[Requirements]
Gather each line of the entries below that includes "अवसर".

(Excerpt from a dataset)
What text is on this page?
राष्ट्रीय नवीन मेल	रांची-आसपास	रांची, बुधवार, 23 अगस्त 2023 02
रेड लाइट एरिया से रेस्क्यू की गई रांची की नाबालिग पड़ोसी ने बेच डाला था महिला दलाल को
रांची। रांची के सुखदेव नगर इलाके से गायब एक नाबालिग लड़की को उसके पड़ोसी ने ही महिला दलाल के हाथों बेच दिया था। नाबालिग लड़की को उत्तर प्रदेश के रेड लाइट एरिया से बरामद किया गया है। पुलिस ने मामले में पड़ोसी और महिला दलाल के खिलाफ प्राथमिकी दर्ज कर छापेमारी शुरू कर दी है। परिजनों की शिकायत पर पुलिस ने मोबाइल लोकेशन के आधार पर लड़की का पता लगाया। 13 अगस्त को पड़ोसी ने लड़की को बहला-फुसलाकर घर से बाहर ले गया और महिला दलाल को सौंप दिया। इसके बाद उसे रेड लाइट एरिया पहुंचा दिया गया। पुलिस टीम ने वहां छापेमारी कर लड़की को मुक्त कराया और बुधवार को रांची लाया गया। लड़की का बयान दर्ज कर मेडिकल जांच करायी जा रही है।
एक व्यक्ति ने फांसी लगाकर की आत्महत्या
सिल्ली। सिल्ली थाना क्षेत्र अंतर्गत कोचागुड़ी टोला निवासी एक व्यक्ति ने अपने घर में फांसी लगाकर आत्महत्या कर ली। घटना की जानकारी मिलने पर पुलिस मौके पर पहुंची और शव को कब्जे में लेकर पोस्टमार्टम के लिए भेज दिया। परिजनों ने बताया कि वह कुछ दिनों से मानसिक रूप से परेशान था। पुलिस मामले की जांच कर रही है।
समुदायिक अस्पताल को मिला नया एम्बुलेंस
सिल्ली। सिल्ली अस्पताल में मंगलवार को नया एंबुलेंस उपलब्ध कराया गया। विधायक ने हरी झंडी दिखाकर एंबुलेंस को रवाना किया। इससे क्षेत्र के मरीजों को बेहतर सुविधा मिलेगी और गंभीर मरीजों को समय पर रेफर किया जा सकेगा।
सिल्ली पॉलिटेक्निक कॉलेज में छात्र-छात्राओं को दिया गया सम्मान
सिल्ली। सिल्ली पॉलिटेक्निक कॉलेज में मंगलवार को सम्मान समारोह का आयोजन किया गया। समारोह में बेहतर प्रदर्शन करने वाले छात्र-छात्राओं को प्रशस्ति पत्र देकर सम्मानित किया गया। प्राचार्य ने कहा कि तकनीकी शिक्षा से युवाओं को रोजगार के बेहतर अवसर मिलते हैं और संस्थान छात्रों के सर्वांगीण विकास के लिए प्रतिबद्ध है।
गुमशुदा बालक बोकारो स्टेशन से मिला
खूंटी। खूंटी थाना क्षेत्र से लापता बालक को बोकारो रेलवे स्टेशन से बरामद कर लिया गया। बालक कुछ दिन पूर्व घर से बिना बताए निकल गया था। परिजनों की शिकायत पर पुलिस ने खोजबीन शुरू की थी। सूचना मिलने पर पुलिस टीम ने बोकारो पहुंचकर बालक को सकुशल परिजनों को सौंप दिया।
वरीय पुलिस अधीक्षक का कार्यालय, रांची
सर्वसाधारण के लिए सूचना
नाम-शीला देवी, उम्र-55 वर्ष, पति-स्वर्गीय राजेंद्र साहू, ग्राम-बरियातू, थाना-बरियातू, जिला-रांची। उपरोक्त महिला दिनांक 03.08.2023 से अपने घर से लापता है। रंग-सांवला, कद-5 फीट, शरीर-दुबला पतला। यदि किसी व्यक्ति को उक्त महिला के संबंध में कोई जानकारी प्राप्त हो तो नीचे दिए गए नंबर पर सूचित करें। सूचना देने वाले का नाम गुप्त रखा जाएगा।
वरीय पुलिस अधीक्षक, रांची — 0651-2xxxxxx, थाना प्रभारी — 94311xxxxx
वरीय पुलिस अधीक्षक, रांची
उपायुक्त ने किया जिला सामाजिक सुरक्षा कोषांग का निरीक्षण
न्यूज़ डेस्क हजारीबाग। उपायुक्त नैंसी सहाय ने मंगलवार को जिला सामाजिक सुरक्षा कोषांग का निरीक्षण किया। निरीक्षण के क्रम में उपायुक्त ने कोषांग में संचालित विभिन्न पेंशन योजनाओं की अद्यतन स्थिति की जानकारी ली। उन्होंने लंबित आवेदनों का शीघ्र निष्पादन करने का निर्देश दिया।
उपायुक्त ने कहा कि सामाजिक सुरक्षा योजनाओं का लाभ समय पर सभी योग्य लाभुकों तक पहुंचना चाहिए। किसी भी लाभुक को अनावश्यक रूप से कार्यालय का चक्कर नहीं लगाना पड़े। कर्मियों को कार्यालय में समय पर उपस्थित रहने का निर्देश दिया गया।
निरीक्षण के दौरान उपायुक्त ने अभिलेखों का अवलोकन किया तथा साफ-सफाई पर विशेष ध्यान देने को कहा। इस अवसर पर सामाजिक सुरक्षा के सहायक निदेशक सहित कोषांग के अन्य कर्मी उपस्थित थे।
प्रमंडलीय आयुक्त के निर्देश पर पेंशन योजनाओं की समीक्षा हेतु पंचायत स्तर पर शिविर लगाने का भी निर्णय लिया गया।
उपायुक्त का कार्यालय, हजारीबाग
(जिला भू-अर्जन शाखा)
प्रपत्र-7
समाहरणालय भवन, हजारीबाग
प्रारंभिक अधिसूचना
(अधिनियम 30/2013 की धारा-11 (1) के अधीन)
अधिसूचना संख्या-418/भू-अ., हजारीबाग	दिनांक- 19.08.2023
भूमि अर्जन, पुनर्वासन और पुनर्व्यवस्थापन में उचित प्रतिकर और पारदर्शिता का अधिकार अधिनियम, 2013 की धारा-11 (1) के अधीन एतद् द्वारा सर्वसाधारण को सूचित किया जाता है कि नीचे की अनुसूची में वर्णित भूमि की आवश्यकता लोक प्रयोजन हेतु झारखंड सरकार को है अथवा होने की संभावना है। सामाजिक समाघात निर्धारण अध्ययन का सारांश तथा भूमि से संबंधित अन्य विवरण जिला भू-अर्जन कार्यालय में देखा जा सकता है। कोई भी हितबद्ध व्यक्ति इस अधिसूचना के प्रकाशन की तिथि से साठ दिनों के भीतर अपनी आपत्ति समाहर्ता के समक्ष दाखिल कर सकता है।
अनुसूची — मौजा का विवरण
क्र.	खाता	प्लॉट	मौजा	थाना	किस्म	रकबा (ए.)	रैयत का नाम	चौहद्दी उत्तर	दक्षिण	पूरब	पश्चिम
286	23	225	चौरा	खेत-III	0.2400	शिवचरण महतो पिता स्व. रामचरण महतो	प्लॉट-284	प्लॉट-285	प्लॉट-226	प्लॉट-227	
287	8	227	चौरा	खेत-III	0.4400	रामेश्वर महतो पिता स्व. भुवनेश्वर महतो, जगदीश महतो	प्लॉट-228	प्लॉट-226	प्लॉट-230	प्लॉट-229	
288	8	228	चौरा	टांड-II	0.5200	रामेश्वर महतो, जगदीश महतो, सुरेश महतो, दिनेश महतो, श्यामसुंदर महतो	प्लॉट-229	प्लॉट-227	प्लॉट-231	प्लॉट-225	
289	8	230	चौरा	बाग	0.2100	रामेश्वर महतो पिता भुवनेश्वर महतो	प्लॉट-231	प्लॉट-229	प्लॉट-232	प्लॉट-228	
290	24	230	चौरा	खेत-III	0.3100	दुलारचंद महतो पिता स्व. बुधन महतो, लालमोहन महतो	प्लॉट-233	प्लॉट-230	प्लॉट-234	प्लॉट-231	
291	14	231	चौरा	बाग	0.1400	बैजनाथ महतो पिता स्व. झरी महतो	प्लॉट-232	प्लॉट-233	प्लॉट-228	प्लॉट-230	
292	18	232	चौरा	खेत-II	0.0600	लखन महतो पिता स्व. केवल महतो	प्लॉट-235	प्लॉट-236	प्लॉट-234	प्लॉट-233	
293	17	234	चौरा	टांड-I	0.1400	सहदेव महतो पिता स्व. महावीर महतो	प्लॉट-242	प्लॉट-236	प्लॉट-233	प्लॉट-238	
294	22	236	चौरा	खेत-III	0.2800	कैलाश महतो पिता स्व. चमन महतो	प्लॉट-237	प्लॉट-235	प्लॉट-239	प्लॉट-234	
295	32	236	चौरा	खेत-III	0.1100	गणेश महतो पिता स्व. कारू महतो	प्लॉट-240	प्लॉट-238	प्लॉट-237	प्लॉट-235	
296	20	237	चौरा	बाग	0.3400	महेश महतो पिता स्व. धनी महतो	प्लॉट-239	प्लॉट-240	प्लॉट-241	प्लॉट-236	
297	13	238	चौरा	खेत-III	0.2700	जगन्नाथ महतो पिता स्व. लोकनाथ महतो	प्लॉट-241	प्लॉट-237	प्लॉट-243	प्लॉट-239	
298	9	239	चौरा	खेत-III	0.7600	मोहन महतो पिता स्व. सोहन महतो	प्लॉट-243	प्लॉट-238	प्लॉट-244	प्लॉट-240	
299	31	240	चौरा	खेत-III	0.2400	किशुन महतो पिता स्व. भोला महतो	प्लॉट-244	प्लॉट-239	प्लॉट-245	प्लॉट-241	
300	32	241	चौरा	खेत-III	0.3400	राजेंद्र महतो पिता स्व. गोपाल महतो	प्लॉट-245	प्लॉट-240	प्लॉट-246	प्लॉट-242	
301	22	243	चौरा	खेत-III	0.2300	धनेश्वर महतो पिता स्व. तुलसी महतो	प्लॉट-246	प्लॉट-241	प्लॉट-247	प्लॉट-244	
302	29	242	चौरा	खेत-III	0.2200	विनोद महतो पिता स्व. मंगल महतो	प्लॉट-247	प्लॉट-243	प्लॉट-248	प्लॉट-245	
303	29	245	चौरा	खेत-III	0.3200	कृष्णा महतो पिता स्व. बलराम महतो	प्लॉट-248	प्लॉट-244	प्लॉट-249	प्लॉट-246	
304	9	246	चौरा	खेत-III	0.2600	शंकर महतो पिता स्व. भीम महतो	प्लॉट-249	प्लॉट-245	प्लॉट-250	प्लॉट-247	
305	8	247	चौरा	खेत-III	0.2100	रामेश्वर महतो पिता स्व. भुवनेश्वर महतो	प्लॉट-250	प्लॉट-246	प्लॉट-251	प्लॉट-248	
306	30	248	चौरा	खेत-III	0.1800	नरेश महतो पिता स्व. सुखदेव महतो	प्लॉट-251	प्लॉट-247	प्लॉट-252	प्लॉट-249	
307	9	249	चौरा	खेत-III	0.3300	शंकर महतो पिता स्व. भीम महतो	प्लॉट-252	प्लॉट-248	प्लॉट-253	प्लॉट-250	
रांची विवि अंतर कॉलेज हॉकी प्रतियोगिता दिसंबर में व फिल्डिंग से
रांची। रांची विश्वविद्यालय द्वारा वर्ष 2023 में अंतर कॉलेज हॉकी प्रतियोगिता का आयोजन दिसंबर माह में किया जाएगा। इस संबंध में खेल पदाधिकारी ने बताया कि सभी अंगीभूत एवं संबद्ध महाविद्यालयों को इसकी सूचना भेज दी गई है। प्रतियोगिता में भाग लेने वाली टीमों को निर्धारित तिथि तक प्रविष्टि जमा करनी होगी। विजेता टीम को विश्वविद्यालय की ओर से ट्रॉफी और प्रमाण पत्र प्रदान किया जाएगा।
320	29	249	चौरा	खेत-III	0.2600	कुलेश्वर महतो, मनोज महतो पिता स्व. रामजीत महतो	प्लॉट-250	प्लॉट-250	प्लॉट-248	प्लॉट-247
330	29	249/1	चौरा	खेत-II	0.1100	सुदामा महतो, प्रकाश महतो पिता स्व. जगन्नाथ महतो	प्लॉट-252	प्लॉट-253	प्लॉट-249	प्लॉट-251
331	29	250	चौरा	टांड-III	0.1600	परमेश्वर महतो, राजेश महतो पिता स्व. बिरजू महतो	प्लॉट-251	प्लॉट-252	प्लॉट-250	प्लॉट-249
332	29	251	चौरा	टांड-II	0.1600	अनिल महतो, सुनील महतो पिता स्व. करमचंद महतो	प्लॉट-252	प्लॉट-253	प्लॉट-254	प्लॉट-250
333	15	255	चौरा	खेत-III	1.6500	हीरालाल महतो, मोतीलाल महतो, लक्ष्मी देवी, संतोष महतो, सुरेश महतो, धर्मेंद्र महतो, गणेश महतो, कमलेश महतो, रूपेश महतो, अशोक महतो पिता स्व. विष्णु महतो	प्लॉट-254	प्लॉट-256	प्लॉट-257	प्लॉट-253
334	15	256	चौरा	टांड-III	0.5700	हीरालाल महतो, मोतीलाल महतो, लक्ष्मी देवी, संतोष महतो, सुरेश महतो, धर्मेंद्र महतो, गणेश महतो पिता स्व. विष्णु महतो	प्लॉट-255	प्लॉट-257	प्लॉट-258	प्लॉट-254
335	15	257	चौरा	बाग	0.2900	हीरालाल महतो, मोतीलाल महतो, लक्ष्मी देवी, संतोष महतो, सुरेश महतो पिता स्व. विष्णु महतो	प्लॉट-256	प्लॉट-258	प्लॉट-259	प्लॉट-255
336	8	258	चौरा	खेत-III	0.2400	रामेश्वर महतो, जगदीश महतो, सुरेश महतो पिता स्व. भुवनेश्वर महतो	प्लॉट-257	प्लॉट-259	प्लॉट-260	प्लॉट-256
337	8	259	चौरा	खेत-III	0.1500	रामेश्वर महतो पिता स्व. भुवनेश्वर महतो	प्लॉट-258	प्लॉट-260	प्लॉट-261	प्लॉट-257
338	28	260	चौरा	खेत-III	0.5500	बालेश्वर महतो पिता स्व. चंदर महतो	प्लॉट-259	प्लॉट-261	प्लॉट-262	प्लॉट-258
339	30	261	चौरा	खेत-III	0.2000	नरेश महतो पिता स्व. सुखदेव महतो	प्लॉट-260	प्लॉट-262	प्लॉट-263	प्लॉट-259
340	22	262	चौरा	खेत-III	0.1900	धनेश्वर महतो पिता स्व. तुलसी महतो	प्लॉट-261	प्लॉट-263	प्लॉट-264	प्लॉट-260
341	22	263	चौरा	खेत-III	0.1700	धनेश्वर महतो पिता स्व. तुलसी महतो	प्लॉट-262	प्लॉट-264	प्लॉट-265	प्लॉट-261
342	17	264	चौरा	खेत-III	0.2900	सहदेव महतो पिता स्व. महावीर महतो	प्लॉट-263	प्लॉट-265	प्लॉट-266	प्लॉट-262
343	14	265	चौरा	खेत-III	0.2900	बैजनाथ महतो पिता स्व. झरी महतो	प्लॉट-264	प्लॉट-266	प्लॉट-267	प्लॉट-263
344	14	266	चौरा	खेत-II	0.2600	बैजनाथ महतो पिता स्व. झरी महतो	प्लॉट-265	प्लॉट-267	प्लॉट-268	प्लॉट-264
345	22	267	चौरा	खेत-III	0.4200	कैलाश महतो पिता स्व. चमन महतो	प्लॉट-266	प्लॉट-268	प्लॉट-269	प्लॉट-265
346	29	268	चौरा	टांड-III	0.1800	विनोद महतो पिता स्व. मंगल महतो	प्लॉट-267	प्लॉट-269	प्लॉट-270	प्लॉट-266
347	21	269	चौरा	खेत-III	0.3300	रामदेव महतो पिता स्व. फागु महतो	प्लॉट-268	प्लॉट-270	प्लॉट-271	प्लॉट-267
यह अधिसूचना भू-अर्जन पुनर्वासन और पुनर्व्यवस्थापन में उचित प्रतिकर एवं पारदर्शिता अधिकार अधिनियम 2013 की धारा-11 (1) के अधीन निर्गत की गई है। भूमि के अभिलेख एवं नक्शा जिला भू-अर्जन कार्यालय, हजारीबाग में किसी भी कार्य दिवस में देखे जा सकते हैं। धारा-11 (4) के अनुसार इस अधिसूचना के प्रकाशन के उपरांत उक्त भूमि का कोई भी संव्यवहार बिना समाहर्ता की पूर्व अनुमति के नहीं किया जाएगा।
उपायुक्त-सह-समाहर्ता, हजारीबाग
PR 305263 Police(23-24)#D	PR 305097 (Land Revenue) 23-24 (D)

[Task answer]
सिल्ली। सिल्ली पॉलिटेक्निक कॉलेज में मंगलवार को सम्मान समारोह का आयोजन किया गया। समारोह में बेहतर प्रदर्शन करने वाले छात्र-छात्राओं को प्रशस्ति पत्र देकर सम्मानित किया गया। प्राचार्य ने कहा कि तकनीकी शिक्षा से युवाओं को रोजगार के बेहतर अवसर मिलते हैं और संस्थान छात्रों के सर्वांगीण विकास के लिए प्रतिबद्ध है।
निरीक्षण के दौरान उपायुक्त ने अभिलेखों का अवलोकन किया तथा साफ-सफाई पर विशेष ध्यान देने को कहा। इस अवसर पर सामाजिक सुरक्षा के सहायक निदेशक सहित कोषांग के अन्य कर्मी उपस्थित थे।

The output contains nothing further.